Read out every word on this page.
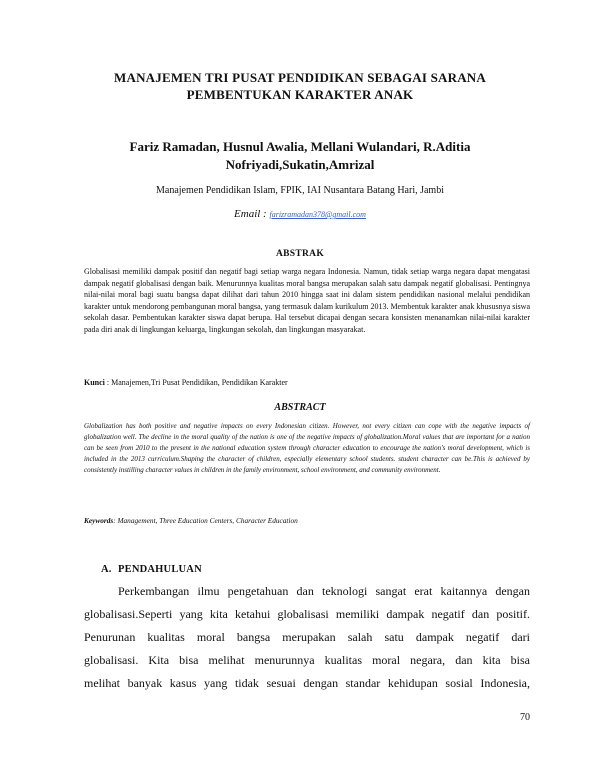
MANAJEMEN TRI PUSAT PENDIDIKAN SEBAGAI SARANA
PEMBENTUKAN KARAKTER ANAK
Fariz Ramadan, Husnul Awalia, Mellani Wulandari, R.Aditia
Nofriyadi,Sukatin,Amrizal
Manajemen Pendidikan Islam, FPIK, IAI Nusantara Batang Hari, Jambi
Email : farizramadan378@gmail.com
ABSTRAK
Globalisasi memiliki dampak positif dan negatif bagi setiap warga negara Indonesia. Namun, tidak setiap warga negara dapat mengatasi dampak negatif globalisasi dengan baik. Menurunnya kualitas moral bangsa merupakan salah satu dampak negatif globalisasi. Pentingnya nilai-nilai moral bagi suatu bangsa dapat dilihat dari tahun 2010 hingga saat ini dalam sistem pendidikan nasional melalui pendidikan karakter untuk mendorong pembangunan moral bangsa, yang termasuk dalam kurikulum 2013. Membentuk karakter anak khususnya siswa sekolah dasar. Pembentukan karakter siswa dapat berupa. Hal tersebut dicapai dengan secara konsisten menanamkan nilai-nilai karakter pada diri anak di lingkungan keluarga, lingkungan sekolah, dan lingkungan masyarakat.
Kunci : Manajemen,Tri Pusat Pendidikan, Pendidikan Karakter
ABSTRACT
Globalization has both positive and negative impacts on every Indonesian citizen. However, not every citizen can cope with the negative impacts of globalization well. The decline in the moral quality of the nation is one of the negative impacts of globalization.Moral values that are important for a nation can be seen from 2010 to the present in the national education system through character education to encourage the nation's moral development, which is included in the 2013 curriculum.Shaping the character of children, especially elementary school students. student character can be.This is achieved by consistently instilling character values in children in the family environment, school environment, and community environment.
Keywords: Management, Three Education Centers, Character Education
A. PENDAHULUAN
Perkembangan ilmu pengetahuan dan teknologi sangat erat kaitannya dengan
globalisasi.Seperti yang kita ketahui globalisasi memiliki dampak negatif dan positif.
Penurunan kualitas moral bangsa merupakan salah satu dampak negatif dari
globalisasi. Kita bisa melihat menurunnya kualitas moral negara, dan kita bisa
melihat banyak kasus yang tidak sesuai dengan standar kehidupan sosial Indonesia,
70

----------

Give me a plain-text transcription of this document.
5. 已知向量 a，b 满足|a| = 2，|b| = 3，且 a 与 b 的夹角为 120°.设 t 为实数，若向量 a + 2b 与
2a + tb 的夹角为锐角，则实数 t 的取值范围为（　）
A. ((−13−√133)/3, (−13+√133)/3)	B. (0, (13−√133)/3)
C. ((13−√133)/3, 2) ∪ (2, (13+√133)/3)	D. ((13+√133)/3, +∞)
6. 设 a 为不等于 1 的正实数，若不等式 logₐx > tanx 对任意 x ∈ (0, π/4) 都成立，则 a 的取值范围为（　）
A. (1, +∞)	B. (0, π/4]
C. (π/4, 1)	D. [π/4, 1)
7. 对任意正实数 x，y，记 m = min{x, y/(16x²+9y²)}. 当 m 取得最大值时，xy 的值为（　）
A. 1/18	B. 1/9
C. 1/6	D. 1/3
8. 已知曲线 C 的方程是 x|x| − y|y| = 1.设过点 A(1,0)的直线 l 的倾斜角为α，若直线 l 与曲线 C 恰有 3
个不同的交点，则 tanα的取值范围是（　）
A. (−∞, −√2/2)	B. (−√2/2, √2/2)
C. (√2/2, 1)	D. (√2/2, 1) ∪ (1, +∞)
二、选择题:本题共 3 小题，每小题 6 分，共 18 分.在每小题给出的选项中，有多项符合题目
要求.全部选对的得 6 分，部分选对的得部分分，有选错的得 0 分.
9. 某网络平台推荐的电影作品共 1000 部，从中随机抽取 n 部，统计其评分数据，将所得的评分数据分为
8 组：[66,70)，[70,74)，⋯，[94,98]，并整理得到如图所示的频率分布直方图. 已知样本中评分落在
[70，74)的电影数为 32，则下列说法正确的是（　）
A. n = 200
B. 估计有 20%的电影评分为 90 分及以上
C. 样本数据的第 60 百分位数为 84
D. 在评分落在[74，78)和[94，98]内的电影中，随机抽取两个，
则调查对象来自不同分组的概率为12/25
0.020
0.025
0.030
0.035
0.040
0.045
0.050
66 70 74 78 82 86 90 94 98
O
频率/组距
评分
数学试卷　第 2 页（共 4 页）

----------

Scan the material above for the string "kita" and return the lines that hold it.

- ANSWER BELOW:
globalisasi.Seperti yang kita ketahui globalisasi memiliki dampak negatif dan positif.
globalisasi. Kita bisa melihat menurunnya kualitas moral negara, dan kita bisa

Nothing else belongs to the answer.